What the task requires → Scan the data below for the string "title". Copy every line where it appears.

— Start —

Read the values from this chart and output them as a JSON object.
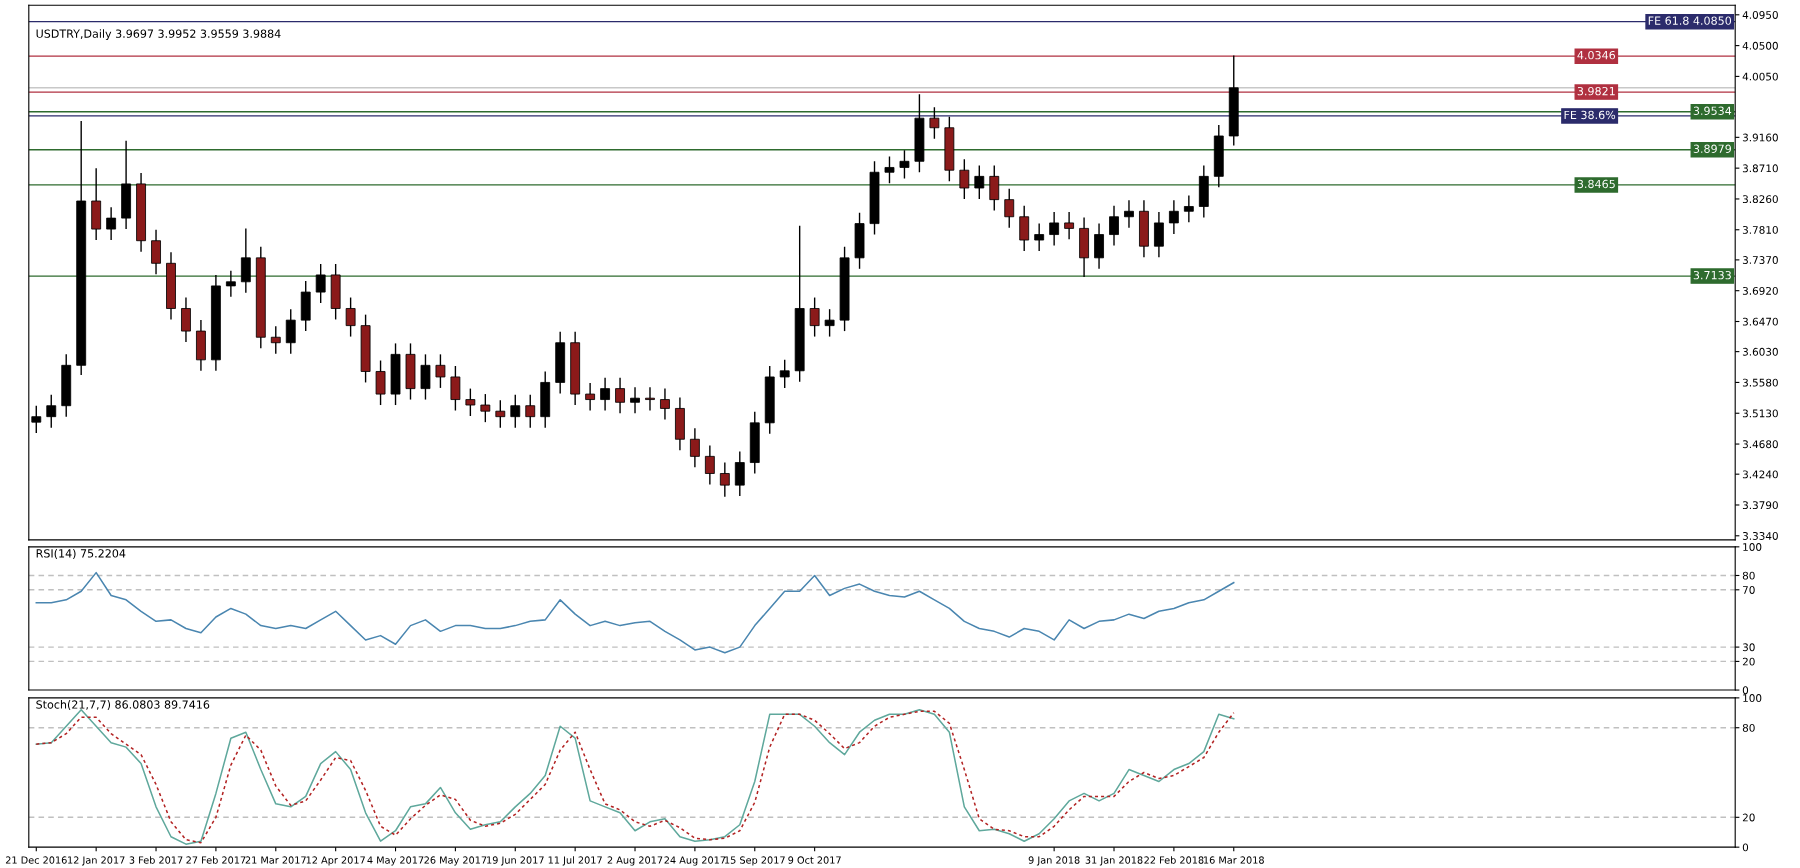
{
  "chart_data": [
    {
      "type": "candlestick",
      "title": "USDTRY,Daily 3.9697 3.9952 3.9559 3.9884",
      "tick_labels": "y",
      "categories": [
        null,
        null,
        null,
        null,
        null,
        null,
        null,
        null,
        null,
        null,
        null,
        null,
        null,
        null,
        null,
        null,
        null,
        null,
        null,
        null,
        null,
        null,
        null,
        null,
        null,
        null,
        null,
        null,
        null,
        null,
        null,
        null,
        null,
        null,
        null,
        null,
        null,
        null,
        null,
        null,
        null,
        null,
        null,
        null,
        null,
        null,
        null,
        null,
        null,
        null,
        null,
        null,
        null,
        null,
        null,
        null,
        null,
        null,
        null,
        null,
        null,
        null,
        null,
        null,
        null,
        null,
        null,
        null,
        null,
        null,
        null,
        null,
        null,
        null,
        null,
        null,
        null,
        null,
        null,
        null,
        null,
        null,
        null,
        null,
        null,
        null,
        null,
        null,
        null,
        null,
        null,
        null,
        null,
        null,
        null,
        null,
        null,
        null,
        null,
        null,
        null,
        null,
        null,
        null,
        null,
        null,
        null,
        null,
        null,
        null,
        null,
        null,
        null,
        null
      ],
      "ohlc": [
        [
          3.5,
          3.523,
          3.485,
          3.508
        ],
        [
          3.508,
          3.539,
          3.493,
          3.524
        ],
        [
          3.524,
          3.598,
          3.509,
          3.583
        ],
        [
          3.583,
          3.939,
          3.57,
          3.823
        ],
        [
          3.823,
          3.87,
          3.767,
          3.782
        ],
        [
          3.782,
          3.813,
          3.767,
          3.798
        ],
        [
          3.798,
          3.91,
          3.783,
          3.848
        ],
        [
          3.848,
          3.863,
          3.75,
          3.765
        ],
        [
          3.765,
          3.78,
          3.717,
          3.732
        ],
        [
          3.732,
          3.747,
          3.651,
          3.666
        ],
        [
          3.666,
          3.681,
          3.618,
          3.633
        ],
        [
          3.633,
          3.648,
          3.576,
          3.591
        ],
        [
          3.591,
          3.714,
          3.576,
          3.699
        ],
        [
          3.699,
          3.72,
          3.684,
          3.705
        ],
        [
          3.705,
          3.782,
          3.69,
          3.74
        ],
        [
          3.74,
          3.755,
          3.609,
          3.624
        ],
        [
          3.624,
          3.639,
          3.601,
          3.616
        ],
        [
          3.616,
          3.664,
          3.601,
          3.649
        ],
        [
          3.649,
          3.705,
          3.634,
          3.69
        ],
        [
          3.69,
          3.73,
          3.675,
          3.715
        ],
        [
          3.715,
          3.73,
          3.651,
          3.666
        ],
        [
          3.666,
          3.681,
          3.626,
          3.641
        ],
        [
          3.641,
          3.656,
          3.559,
          3.574
        ],
        [
          3.574,
          3.589,
          3.526,
          3.541
        ],
        [
          3.541,
          3.614,
          3.526,
          3.599
        ],
        [
          3.599,
          3.614,
          3.534,
          3.549
        ],
        [
          3.549,
          3.598,
          3.534,
          3.583
        ],
        [
          3.583,
          3.598,
          3.551,
          3.566
        ],
        [
          3.566,
          3.581,
          3.518,
          3.533
        ],
        [
          3.533,
          3.548,
          3.51,
          3.525
        ],
        [
          3.525,
          3.54,
          3.501,
          3.516
        ],
        [
          3.516,
          3.531,
          3.493,
          3.508
        ],
        [
          3.508,
          3.539,
          3.493,
          3.524
        ],
        [
          3.524,
          3.539,
          3.493,
          3.508
        ],
        [
          3.508,
          3.573,
          3.493,
          3.558
        ],
        [
          3.558,
          3.631,
          3.543,
          3.616
        ],
        [
          3.616,
          3.631,
          3.526,
          3.541
        ],
        [
          3.541,
          3.556,
          3.518,
          3.533
        ],
        [
          3.533,
          3.564,
          3.518,
          3.549
        ],
        [
          3.549,
          3.564,
          3.514,
          3.529
        ],
        [
          3.529,
          3.55,
          3.514,
          3.535
        ],
        [
          3.535,
          3.55,
          3.518,
          3.533
        ],
        [
          3.533,
          3.548,
          3.505,
          3.52
        ],
        [
          3.52,
          3.535,
          3.46,
          3.475
        ],
        [
          3.475,
          3.49,
          3.435,
          3.45
        ],
        [
          3.45,
          3.465,
          3.41,
          3.425
        ],
        [
          3.425,
          3.44,
          3.392,
          3.408
        ],
        [
          3.408,
          3.456,
          3.393,
          3.441
        ],
        [
          3.441,
          3.514,
          3.426,
          3.499
        ],
        [
          3.499,
          3.581,
          3.484,
          3.566
        ],
        [
          3.566,
          3.59,
          3.551,
          3.575
        ],
        [
          3.575,
          3.786,
          3.56,
          3.666
        ],
        [
          3.666,
          3.681,
          3.626,
          3.641
        ],
        [
          3.641,
          3.664,
          3.626,
          3.649
        ],
        [
          3.649,
          3.755,
          3.634,
          3.74
        ],
        [
          3.74,
          3.805,
          3.725,
          3.79
        ],
        [
          3.79,
          3.88,
          3.775,
          3.865
        ],
        [
          3.865,
          3.887,
          3.85,
          3.872
        ],
        [
          3.872,
          3.896,
          3.857,
          3.881
        ],
        [
          3.881,
          3.978,
          3.866,
          3.944
        ],
        [
          3.944,
          3.959,
          3.915,
          3.93
        ],
        [
          3.93,
          3.945,
          3.853,
          3.868
        ],
        [
          3.868,
          3.883,
          3.827,
          3.842
        ],
        [
          3.842,
          3.874,
          3.827,
          3.859
        ],
        [
          3.859,
          3.874,
          3.81,
          3.825
        ],
        [
          3.825,
          3.84,
          3.785,
          3.8
        ],
        [
          3.8,
          3.815,
          3.751,
          3.766
        ],
        [
          3.766,
          3.789,
          3.751,
          3.774
        ],
        [
          3.774,
          3.806,
          3.759,
          3.791
        ],
        [
          3.791,
          3.806,
          3.768,
          3.783
        ],
        [
          3.783,
          3.798,
          3.713,
          3.74
        ],
        [
          3.74,
          3.789,
          3.725,
          3.774
        ],
        [
          3.774,
          3.815,
          3.759,
          3.8
        ],
        [
          3.8,
          3.823,
          3.785,
          3.808
        ],
        [
          3.808,
          3.823,
          3.742,
          3.757
        ],
        [
          3.757,
          3.806,
          3.742,
          3.791
        ],
        [
          3.791,
          3.823,
          3.776,
          3.808
        ],
        [
          3.808,
          3.83,
          3.793,
          3.815
        ],
        [
          3.815,
          3.874,
          3.8,
          3.859
        ],
        [
          3.859,
          3.933,
          3.844,
          3.918
        ],
        [
          3.918,
          4.0346,
          3.905,
          3.9884
        ],
        null,
        null,
        null,
        null,
        null,
        null,
        null,
        null,
        null,
        null,
        null,
        null,
        null,
        null,
        null,
        null,
        null,
        null,
        null,
        null,
        null,
        null,
        null,
        null,
        null,
        null,
        null,
        null,
        null,
        null,
        null,
        null,
        null
      ],
      "colors": [
        "#000000",
        "#000000",
        "#000000",
        "#000000",
        "#8b1a1a",
        "#000000",
        "#000000",
        "#8b1a1a",
        "#8b1a1a",
        "#8b1a1a",
        "#8b1a1a",
        "#8b1a1a",
        "#000000",
        "#000000",
        "#000000",
        "#8b1a1a",
        "#8b1a1a",
        "#000000",
        "#000000",
        "#000000",
        "#8b1a1a",
        "#8b1a1a",
        "#8b1a1a",
        "#8b1a1a",
        "#000000",
        "#8b1a1a",
        "#000000",
        "#8b1a1a",
        "#8b1a1a",
        "#8b1a1a",
        "#8b1a1a",
        "#8b1a1a",
        "#000000",
        "#8b1a1a",
        "#000000",
        "#000000",
        "#8b1a1a",
        "#8b1a1a",
        "#000000",
        "#8b1a1a",
        "#000000",
        "#8b1a1a",
        "#8b1a1a",
        "#8b1a1a",
        "#8b1a1a",
        "#8b1a1a",
        "#8b1a1a",
        "#000000",
        "#000000",
        "#000000",
        "#000000",
        "#000000",
        "#8b1a1a",
        "#000000",
        "#000000",
        "#000000",
        "#000000",
        "#000000",
        "#000000",
        "#000000",
        "#8b1a1a",
        "#8b1a1a",
        "#8b1a1a",
        "#000000",
        "#8b1a1a",
        "#8b1a1a",
        "#8b1a1a",
        "#000000",
        "#000000",
        "#8b1a1a",
        "#8b1a1a",
        "#000000",
        "#000000",
        "#000000",
        "#8b1a1a",
        "#000000",
        "#000000",
        "#000000",
        "#000000",
        "#000000",
        "#000000",
        null,
        null,
        null,
        null,
        null,
        null,
        null,
        null,
        null,
        null,
        null,
        null,
        null,
        null,
        null,
        null,
        null,
        null,
        null,
        null,
        null,
        null,
        null,
        null,
        null,
        null,
        null,
        null,
        null,
        null,
        null,
        null,
        null
      ],
      "ylim": [
        3.328,
        4.109
      ],
      "yticks": [
        {
          "value": 4.095,
          "label": "4.0950"
        },
        {
          "value": 4.05,
          "label": "4.0500"
        },
        {
          "value": 4.005,
          "label": "4.0050"
        },
        {
          "value": 3.916,
          "label": "3.9160"
        },
        {
          "value": 3.871,
          "label": "3.8710"
        },
        {
          "value": 3.826,
          "label": "3.8260"
        },
        {
          "value": 3.781,
          "label": "3.7810"
        },
        {
          "value": 3.737,
          "label": "3.7370"
        },
        {
          "value": 3.692,
          "label": "3.6920"
        },
        {
          "value": 3.647,
          "label": "3.6470"
        },
        {
          "value": 3.603,
          "label": "3.6030"
        },
        {
          "value": 3.558,
          "label": "3.5580"
        },
        {
          "value": 3.513,
          "label": "3.5130"
        },
        {
          "value": 3.468,
          "label": "3.4680"
        },
        {
          "value": 3.424,
          "label": "3.4240"
        },
        {
          "value": 3.379,
          "label": "3.3790"
        },
        {
          "value": 3.334,
          "label": "3.3340"
        }
      ],
      "ref_lines": [
        {
          "axis": "y",
          "value": 4.085,
          "label": "FE 61.8 4.0850",
          "color": "#2b2b6b"
        },
        {
          "axis": "y",
          "value": 4.0346,
          "label": "4.0346",
          "color": "#b03040"
        },
        {
          "axis": "y",
          "value": 3.9884,
          "color": "#c8c8c8"
        },
        {
          "axis": "y",
          "value": 3.9821,
          "label": "3.9821",
          "color": "#b03040"
        },
        {
          "axis": "y",
          "value": 3.9534,
          "label": "3.9534",
          "color": "#2e6b2e"
        },
        {
          "axis": "y",
          "value": 3.9473,
          "label": "FE 38.6%",
          "color": "#2b2b6b"
        },
        {
          "axis": "y",
          "value": 3.8979,
          "label": "3.8979",
          "color": "#2e6b2e"
        },
        {
          "axis": "y",
          "value": 3.8465,
          "label": "3.8465",
          "color": "#2e6b2e"
        },
        {
          "axis": "y",
          "value": 3.7133,
          "label": "3.7133",
          "color": "#2e6b2e"
        }
      ]
    },
    {
      "type": "line",
      "title": "RSI(14) 75.2204",
      "tick_labels": "y",
      "categories": [
        null,
        null,
        null,
        null,
        null,
        null,
        null,
        null,
        null,
        null,
        null,
        null,
        null,
        null,
        null,
        null,
        null,
        null,
        null,
        null,
        null,
        null,
        null,
        null,
        null,
        null,
        null,
        null,
        null,
        null,
        null,
        null,
        null,
        null,
        null,
        null,
        null,
        null,
        null,
        null,
        null,
        null,
        null,
        null,
        null,
        null,
        null,
        null,
        null,
        null,
        null,
        null,
        null,
        null,
        null,
        null,
        null,
        null,
        null,
        null,
        null,
        null,
        null,
        null,
        null,
        null,
        null,
        null,
        null,
        null,
        null,
        null,
        null,
        null,
        null,
        null,
        null,
        null,
        null,
        null,
        null,
        null,
        null,
        null,
        null,
        null,
        null,
        null,
        null,
        null,
        null,
        null,
        null,
        null,
        null,
        null,
        null,
        null,
        null,
        null,
        null,
        null,
        null,
        null,
        null,
        null,
        null,
        null,
        null,
        null,
        null,
        null,
        null,
        null
      ],
      "series": [
        {
          "color": "#4a86b0",
          "values": [
            61,
            61,
            63,
            69,
            82,
            66,
            63,
            55,
            48,
            49,
            43,
            40,
            51,
            57,
            53,
            45,
            43,
            45,
            43,
            49,
            55,
            45,
            35,
            38,
            32,
            45,
            49,
            41,
            45,
            45,
            43,
            43,
            45,
            48,
            49,
            63,
            53,
            45,
            48,
            45,
            47,
            48,
            41,
            35,
            28,
            30,
            26,
            30,
            45,
            57,
            69,
            69,
            80,
            66,
            71,
            74,
            69,
            66,
            65,
            69,
            63,
            57,
            48,
            43,
            41,
            37,
            43,
            41,
            35,
            49,
            43,
            48,
            49,
            53,
            50,
            55,
            57,
            61,
            63,
            69,
            75,
            null,
            null,
            null,
            null,
            null,
            null,
            null,
            null,
            null,
            null,
            null,
            null,
            null,
            null,
            null,
            null,
            null,
            null,
            null,
            null,
            null,
            null,
            null,
            null,
            null,
            null,
            null,
            null,
            null,
            null,
            null,
            null,
            null
          ]
        }
      ],
      "ylim": [
        0,
        100
      ],
      "yticks": [
        0,
        20,
        30,
        70,
        80,
        100
      ],
      "ref_lines": [
        {
          "axis": "y",
          "value": 80,
          "color": "#c0c0c0",
          "line_style": "dashed"
        },
        {
          "axis": "y",
          "value": 70,
          "color": "#c0c0c0",
          "line_style": "dashed"
        },
        {
          "axis": "y",
          "value": 30,
          "color": "#c0c0c0",
          "line_style": "dashed"
        },
        {
          "axis": "y",
          "value": 20,
          "color": "#c0c0c0",
          "line_style": "dashed"
        }
      ]
    },
    {
      "type": "line",
      "title": "Stoch(21,7,7) 86.0803 89.7416",
      "categories": [
        "21 Dec 2016",
        null,
        null,
        null,
        "12 Jan 2017",
        null,
        null,
        null,
        "3 Feb 2017",
        null,
        null,
        null,
        "27 Feb 2017",
        null,
        null,
        null,
        "21 Mar 2017",
        null,
        null,
        null,
        "12 Apr 2017",
        null,
        null,
        null,
        "4 May 2017",
        null,
        null,
        null,
        "26 May 2017",
        null,
        null,
        null,
        "19 Jun 2017",
        null,
        null,
        null,
        "11 Jul 2017",
        null,
        null,
        null,
        "2 Aug 2017",
        null,
        null,
        null,
        "24 Aug 2017",
        null,
        null,
        null,
        "15 Sep 2017",
        null,
        null,
        null,
        "9 Oct 2017",
        null,
        null,
        null,
        null,
        null,
        null,
        null,
        null,
        null,
        null,
        null,
        null,
        null,
        null,
        null,
        "9 Jan 2018",
        null,
        null,
        null,
        "31 Jan 2018",
        null,
        null,
        null,
        "22 Feb 2018",
        null,
        null,
        null,
        "16 Mar 2018"
      ],
      "series": [
        {
          "color": "#5fa89c",
          "line_style": "solid",
          "values": [
            69,
            70,
            81,
            92,
            81,
            70,
            67,
            56,
            27,
            7,
            2,
            4,
            36,
            73,
            77,
            52,
            29,
            27,
            34,
            56,
            64,
            52,
            23,
            4,
            11,
            27,
            29,
            40,
            23,
            12,
            15,
            17,
            27,
            36,
            48,
            81,
            73,
            31,
            27,
            23,
            11,
            17,
            19,
            7,
            4,
            5,
            7,
            15,
            44,
            89,
            89,
            89,
            81,
            70,
            62,
            77,
            85,
            89,
            89,
            92,
            89,
            77,
            27,
            11,
            12,
            9,
            4,
            9,
            19,
            31,
            36,
            31,
            36,
            52,
            48,
            44,
            52,
            56,
            64,
            89,
            86
          ]
        },
        {
          "color": "#b22222",
          "line_style": "dotted",
          "values": [
            69,
            70,
            76,
            87,
            87,
            76,
            69,
            62,
            42,
            17,
            5,
            3,
            20,
            55,
            75,
            65,
            41,
            28,
            31,
            45,
            60,
            58,
            38,
            14,
            8,
            19,
            28,
            35,
            32,
            18,
            14,
            16,
            22,
            32,
            42,
            65,
            77,
            52,
            29,
            25,
            17,
            14,
            18,
            13,
            6,
            5,
            6,
            11,
            30,
            67,
            89,
            89,
            85,
            76,
            66,
            70,
            81,
            87,
            89,
            91,
            91,
            83,
            52,
            19,
            12,
            11,
            7,
            7,
            14,
            25,
            34,
            34,
            34,
            44,
            50,
            46,
            48,
            54,
            60,
            77,
            90
          ]
        }
      ],
      "ylim": [
        0,
        100
      ],
      "yticks": [
        0,
        20,
        80,
        100
      ],
      "ref_lines": [
        {
          "axis": "y",
          "value": 80,
          "color": "#c0c0c0",
          "line_style": "dashed"
        },
        {
          "axis": "y",
          "value": 20,
          "color": "#c0c0c0",
          "line_style": "dashed"
        }
      ]
    }
  ]
}
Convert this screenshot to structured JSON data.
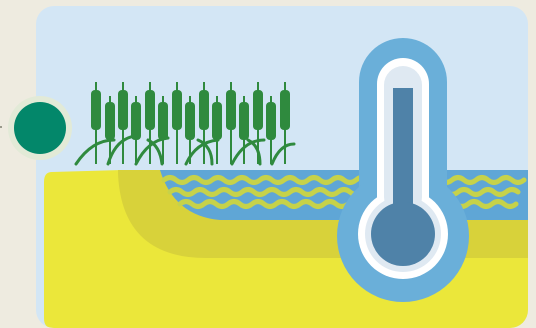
{
  "illustration": {
    "subject": "",
    "colors": {
      "page_background": "#eeebe0",
      "card_background": "#d3e6f5",
      "soil": "#ebe73a",
      "soil_shadow": "#d8d23a",
      "water": "#5fa6d6",
      "water_wave_alt": "#c6d24a",
      "cattail": "#2f8a3e",
      "thermometer_outer": "#6aafd9",
      "thermometer_inner": "#ffffff",
      "thermometer_fluid": "#4f82a8",
      "indicator_circle": "#03876a"
    },
    "icons": [
      "cattail-plants-icon",
      "wetland-water-icon",
      "thermometer-icon",
      "green-circle-icon"
    ],
    "thermometer_level": 0.8
  }
}
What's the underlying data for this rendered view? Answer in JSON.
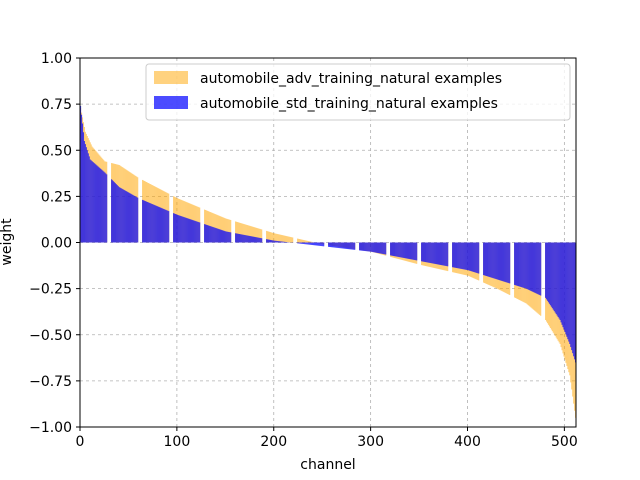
{
  "chart_data": {
    "type": "bar",
    "xlabel": "channel",
    "ylabel": "weight",
    "xlim": [
      0,
      512
    ],
    "ylim": [
      -1.0,
      1.0
    ],
    "xticks": [
      0,
      100,
      200,
      300,
      400,
      500
    ],
    "yticks": [
      -1.0,
      -0.75,
      -0.5,
      -0.25,
      0.0,
      0.25,
      0.5,
      0.75,
      1.0
    ],
    "ytick_labels": [
      "−1.00",
      "−0.75",
      "−0.50",
      "−0.25",
      "0.00",
      "0.25",
      "0.50",
      "0.75",
      "1.00"
    ],
    "grid": true,
    "legend_position": "top-right",
    "channel_count": 512,
    "gap_every": 32,
    "gap_width": 4,
    "series": [
      {
        "name": "automobile_adv_training_natural examples",
        "color": "#ffa500",
        "alpha": 0.5,
        "curve_knots": [
          [
            0,
            0.73
          ],
          [
            5,
            0.6
          ],
          [
            12,
            0.52
          ],
          [
            25,
            0.44
          ],
          [
            40,
            0.42
          ],
          [
            60,
            0.35
          ],
          [
            100,
            0.24
          ],
          [
            150,
            0.13
          ],
          [
            200,
            0.05
          ],
          [
            250,
            -0.01
          ],
          [
            300,
            -0.05
          ],
          [
            350,
            -0.12
          ],
          [
            400,
            -0.18
          ],
          [
            430,
            -0.25
          ],
          [
            460,
            -0.33
          ],
          [
            480,
            -0.42
          ],
          [
            495,
            -0.55
          ],
          [
            505,
            -0.72
          ],
          [
            511,
            -0.95
          ]
        ]
      },
      {
        "name": "automobile_std_training_natural examples",
        "color": "#0000ff",
        "alpha": 0.7,
        "curve_knots": [
          [
            0,
            0.74
          ],
          [
            4,
            0.55
          ],
          [
            10,
            0.45
          ],
          [
            25,
            0.38
          ],
          [
            40,
            0.3
          ],
          [
            60,
            0.24
          ],
          [
            100,
            0.15
          ],
          [
            150,
            0.06
          ],
          [
            200,
            0.01
          ],
          [
            250,
            -0.02
          ],
          [
            300,
            -0.05
          ],
          [
            350,
            -0.1
          ],
          [
            400,
            -0.15
          ],
          [
            430,
            -0.2
          ],
          [
            460,
            -0.25
          ],
          [
            480,
            -0.3
          ],
          [
            495,
            -0.42
          ],
          [
            505,
            -0.55
          ],
          [
            511,
            -0.65
          ]
        ]
      }
    ]
  }
}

— End —

Solution to the problem →
      "title": "USDTRY,Daily 3.9697 3.9952 3.9559 3.9884",
      "title": "RSI(14) 75.2204",
      "title": "Stoch(21,7,7) 86.0803 89.7416",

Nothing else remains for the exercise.